**Task goal:** Repeat all of the data precisely.

**Exercise materials:**
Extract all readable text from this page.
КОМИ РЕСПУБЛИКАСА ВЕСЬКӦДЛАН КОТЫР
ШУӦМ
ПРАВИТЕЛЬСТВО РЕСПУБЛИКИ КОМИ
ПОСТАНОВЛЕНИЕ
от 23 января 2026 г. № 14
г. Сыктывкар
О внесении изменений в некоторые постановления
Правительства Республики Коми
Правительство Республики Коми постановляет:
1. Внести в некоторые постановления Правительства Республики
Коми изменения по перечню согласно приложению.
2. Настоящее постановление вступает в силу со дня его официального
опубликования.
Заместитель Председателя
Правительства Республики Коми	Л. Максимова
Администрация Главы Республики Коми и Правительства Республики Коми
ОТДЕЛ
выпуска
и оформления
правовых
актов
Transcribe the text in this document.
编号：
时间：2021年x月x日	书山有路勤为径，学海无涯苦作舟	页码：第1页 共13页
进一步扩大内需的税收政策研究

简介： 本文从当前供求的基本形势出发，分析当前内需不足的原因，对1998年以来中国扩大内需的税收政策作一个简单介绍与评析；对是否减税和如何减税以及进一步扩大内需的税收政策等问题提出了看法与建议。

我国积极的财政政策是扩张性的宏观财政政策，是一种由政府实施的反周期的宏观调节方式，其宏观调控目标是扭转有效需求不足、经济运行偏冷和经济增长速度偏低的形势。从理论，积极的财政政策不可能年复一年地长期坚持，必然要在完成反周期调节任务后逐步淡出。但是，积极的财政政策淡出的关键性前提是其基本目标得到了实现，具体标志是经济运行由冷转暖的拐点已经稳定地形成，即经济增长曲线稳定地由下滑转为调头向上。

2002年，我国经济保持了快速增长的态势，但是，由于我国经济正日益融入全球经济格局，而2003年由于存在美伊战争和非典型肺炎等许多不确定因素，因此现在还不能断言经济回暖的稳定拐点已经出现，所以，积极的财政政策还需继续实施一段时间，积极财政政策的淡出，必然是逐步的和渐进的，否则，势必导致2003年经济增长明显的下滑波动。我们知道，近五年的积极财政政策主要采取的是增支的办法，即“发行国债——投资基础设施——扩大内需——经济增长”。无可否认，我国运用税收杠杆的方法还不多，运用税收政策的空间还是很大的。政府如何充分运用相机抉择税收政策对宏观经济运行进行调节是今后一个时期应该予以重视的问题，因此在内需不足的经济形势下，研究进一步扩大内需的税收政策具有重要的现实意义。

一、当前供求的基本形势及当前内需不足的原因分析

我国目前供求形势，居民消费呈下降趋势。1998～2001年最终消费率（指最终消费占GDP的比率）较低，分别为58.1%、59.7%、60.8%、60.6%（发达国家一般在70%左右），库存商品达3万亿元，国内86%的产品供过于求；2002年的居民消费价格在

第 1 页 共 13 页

**Exercise output:**
Extract all readable text from this page.
КОМИ РЕСПУБЛИКАСА ВЕСЬКӦДЛАН КОТЫР
ШУӦМ
ПРАВИТЕЛЬСТВО РЕСПУБЛИКИ КОМИ
ПОСТАНОВЛЕНИЕ
от 23 января 2026 г. № 14
г. Сыктывкар
О внесении изменений в некоторые постановления
Правительства Республики Коми
Правительство Республики Коми постановляет:
1. Внести в некоторые постановления Правительства Республики
Коми изменения по перечню согласно приложению.
2. Настоящее постановление вступает в силу со дня его официального
опубликования.
Заместитель Председателя
Правительства Республики Коми	Л. Максимова
Администрация Главы Республики Коми и Правительства Республики Коми
ОТДЕЛ
выпуска
и оформления
правовых
актов
Transcribe the text in this document.
编号：
时间：2021年x月x日	书山有路勤为径，学海无涯苦作舟	页码：第1页 共13页
进一步扩大内需的税收政策研究

简介： 本文从当前供求的基本形势出发，分析当前内需不足的原因，对1998年以来中国扩大内需的税收政策作一个简单介绍与评析；对是否减税和如何减税以及进一步扩大内需的税收政策等问题提出了看法与建议。

我国积极的财政政策是扩张性的宏观财政政策，是一种由政府实施的反周期的宏观调节方式，其宏观调控目标是扭转有效需求不足、经济运行偏冷和经济增长速度偏低的形势。从理论，积极的财政政策不可能年复一年地长期坚持，必然要在完成反周期调节任务后逐步淡出。但是，积极的财政政策淡出的关键性前提是其基本目标得到了实现，具体标志是经济运行由冷转暖的拐点已经稳定地形成，即经济增长曲线稳定地由下滑转为调头向上。

2002年，我国经济保持了快速增长的态势，但是，由于我国经济正日益融入全球经济格局，而2003年由于存在美伊战争和非典型肺炎等许多不确定因素，因此现在还不能断言经济回暖的稳定拐点已经出现，所以，积极的财政政策还需继续实施一段时间，积极财政政策的淡出，必然是逐步的和渐进的，否则，势必导致2003年经济增长明显的下滑波动。我们知道，近五年的积极财政政策主要采取的是增支的办法，即“发行国债——投资基础设施——扩大内需——经济增长”。无可否认，我国运用税收杠杆的方法还不多，运用税收政策的空间还是很大的。政府如何充分运用相机抉择税收政策对宏观经济运行进行调节是今后一个时期应该予以重视的问题，因此在内需不足的经济形势下，研究进一步扩大内需的税收政策具有重要的现实意义。

一、当前供求的基本形势及当前内需不足的原因分析

我国目前供求形势，居民消费呈下降趋势。1998～2001年最终消费率（指最终消费占GDP的比率）较低，分别为58.1%、59.7%、60.8%、60.6%（发达国家一般在70%左右），库存商品达3万亿元，国内86%的产品供过于求；2002年的居民消费价格在

第 1 页 共 13 页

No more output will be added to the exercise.